Figure dataset records:

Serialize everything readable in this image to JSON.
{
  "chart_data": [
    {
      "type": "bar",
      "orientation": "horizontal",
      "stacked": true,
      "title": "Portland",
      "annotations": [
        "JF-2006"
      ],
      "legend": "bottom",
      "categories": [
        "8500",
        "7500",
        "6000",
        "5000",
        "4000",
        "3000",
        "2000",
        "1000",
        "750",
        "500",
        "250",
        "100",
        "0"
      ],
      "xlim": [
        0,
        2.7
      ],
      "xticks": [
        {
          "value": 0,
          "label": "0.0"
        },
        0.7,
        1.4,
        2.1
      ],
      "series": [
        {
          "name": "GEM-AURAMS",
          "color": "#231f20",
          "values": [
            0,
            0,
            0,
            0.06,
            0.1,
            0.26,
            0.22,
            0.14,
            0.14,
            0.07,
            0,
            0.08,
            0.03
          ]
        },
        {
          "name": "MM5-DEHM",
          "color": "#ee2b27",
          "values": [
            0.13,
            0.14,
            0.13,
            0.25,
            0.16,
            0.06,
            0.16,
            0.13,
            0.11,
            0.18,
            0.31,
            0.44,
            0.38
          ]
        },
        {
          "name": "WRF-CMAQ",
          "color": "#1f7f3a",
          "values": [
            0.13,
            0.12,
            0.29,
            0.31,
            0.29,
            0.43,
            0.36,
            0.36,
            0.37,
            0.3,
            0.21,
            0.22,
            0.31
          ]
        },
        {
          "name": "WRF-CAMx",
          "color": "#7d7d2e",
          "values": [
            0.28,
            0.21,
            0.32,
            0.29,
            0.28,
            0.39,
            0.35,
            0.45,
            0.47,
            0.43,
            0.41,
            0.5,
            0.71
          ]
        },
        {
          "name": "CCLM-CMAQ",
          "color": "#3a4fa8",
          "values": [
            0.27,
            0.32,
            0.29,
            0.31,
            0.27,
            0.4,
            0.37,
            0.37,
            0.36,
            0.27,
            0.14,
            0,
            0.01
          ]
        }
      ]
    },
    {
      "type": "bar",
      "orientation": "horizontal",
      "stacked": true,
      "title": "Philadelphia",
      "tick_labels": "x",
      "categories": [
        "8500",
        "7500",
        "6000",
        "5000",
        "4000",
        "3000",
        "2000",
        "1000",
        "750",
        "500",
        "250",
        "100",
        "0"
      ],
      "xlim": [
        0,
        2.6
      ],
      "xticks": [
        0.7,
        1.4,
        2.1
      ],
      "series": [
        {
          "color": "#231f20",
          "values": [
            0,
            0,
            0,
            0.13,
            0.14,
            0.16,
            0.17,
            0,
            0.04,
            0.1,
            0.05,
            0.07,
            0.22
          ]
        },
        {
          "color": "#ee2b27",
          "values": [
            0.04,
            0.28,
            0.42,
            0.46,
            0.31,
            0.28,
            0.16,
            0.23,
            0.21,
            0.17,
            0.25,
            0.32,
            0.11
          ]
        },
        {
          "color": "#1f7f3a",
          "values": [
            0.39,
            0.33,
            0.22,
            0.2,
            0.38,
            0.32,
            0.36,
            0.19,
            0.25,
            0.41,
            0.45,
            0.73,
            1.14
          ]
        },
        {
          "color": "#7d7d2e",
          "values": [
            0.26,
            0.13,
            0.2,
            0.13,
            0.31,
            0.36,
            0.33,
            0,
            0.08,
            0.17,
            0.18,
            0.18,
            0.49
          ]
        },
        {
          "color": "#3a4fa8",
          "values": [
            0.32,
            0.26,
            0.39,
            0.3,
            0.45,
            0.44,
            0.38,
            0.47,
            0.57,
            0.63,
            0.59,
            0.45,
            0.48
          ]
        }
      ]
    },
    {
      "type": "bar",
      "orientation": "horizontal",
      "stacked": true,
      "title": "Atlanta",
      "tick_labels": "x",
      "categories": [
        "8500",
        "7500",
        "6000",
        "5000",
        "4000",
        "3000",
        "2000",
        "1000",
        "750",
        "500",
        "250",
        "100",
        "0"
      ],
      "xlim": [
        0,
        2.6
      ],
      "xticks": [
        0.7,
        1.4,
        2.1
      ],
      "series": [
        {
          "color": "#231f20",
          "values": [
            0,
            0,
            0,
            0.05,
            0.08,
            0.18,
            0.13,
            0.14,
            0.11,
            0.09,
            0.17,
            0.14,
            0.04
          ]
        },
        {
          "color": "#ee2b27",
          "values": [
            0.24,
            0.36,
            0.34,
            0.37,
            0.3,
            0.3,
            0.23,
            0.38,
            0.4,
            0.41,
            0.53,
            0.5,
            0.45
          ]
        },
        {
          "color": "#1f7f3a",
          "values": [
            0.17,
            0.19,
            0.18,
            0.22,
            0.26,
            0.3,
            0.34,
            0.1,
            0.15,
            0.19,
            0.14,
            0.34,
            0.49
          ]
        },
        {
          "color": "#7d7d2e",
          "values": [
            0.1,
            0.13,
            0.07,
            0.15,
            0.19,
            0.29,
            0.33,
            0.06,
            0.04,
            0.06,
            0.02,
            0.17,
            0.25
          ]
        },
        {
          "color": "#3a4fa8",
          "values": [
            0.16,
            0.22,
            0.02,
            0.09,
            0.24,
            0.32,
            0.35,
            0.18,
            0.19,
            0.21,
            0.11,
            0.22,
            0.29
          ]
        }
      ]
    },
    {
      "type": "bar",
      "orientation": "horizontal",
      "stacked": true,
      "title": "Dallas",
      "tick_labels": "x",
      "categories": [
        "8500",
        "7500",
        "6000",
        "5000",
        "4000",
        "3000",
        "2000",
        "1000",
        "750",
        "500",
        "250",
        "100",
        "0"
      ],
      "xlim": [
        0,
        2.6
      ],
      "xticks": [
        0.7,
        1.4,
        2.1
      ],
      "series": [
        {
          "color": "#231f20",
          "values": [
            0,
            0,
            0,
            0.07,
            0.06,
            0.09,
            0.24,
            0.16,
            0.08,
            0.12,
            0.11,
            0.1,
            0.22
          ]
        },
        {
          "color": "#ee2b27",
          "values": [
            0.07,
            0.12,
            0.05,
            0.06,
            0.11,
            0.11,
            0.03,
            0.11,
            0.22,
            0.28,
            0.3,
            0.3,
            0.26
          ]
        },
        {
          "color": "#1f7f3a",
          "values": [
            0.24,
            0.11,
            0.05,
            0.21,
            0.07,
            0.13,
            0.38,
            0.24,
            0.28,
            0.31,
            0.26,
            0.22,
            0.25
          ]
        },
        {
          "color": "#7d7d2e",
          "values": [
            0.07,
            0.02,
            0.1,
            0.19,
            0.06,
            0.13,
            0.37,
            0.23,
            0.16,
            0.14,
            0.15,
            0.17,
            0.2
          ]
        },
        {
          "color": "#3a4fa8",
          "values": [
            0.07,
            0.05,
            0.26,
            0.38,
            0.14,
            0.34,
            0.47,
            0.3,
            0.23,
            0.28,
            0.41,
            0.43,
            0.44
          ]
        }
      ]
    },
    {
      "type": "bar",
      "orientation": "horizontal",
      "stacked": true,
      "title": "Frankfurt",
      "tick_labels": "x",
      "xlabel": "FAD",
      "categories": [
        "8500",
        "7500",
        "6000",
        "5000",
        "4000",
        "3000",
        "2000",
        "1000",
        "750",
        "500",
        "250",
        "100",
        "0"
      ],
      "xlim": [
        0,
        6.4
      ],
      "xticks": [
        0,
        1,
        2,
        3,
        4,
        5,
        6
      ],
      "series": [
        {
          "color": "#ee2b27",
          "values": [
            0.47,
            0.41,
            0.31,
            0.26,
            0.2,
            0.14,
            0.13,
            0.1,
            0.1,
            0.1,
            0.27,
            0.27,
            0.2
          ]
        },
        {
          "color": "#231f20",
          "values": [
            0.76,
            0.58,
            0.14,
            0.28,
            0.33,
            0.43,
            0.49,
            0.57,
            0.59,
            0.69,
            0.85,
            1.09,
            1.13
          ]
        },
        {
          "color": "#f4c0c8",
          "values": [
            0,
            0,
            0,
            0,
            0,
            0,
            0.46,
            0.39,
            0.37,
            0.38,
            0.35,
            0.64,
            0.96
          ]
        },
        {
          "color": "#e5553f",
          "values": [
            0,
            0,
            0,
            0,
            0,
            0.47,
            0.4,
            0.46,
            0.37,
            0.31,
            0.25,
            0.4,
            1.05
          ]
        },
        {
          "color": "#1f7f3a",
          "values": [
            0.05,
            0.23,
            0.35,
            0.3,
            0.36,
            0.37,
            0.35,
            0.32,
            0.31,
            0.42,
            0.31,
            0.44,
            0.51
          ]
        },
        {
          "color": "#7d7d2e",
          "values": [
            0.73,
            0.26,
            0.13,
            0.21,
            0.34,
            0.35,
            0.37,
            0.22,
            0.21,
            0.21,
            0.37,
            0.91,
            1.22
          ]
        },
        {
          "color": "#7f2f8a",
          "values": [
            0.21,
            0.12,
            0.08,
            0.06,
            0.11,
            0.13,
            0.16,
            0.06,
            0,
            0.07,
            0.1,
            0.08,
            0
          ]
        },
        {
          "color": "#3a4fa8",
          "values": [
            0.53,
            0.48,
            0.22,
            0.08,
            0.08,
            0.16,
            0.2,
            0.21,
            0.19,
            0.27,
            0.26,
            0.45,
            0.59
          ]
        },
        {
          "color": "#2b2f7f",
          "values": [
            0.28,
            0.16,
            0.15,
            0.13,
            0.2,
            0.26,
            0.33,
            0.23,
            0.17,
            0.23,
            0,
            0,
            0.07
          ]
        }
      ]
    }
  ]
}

- _WHAT YOU ARE ASKED TO DO_
Count the lines in the records above that hold the word "name", and give only that number.

- _TASK RESULT_
5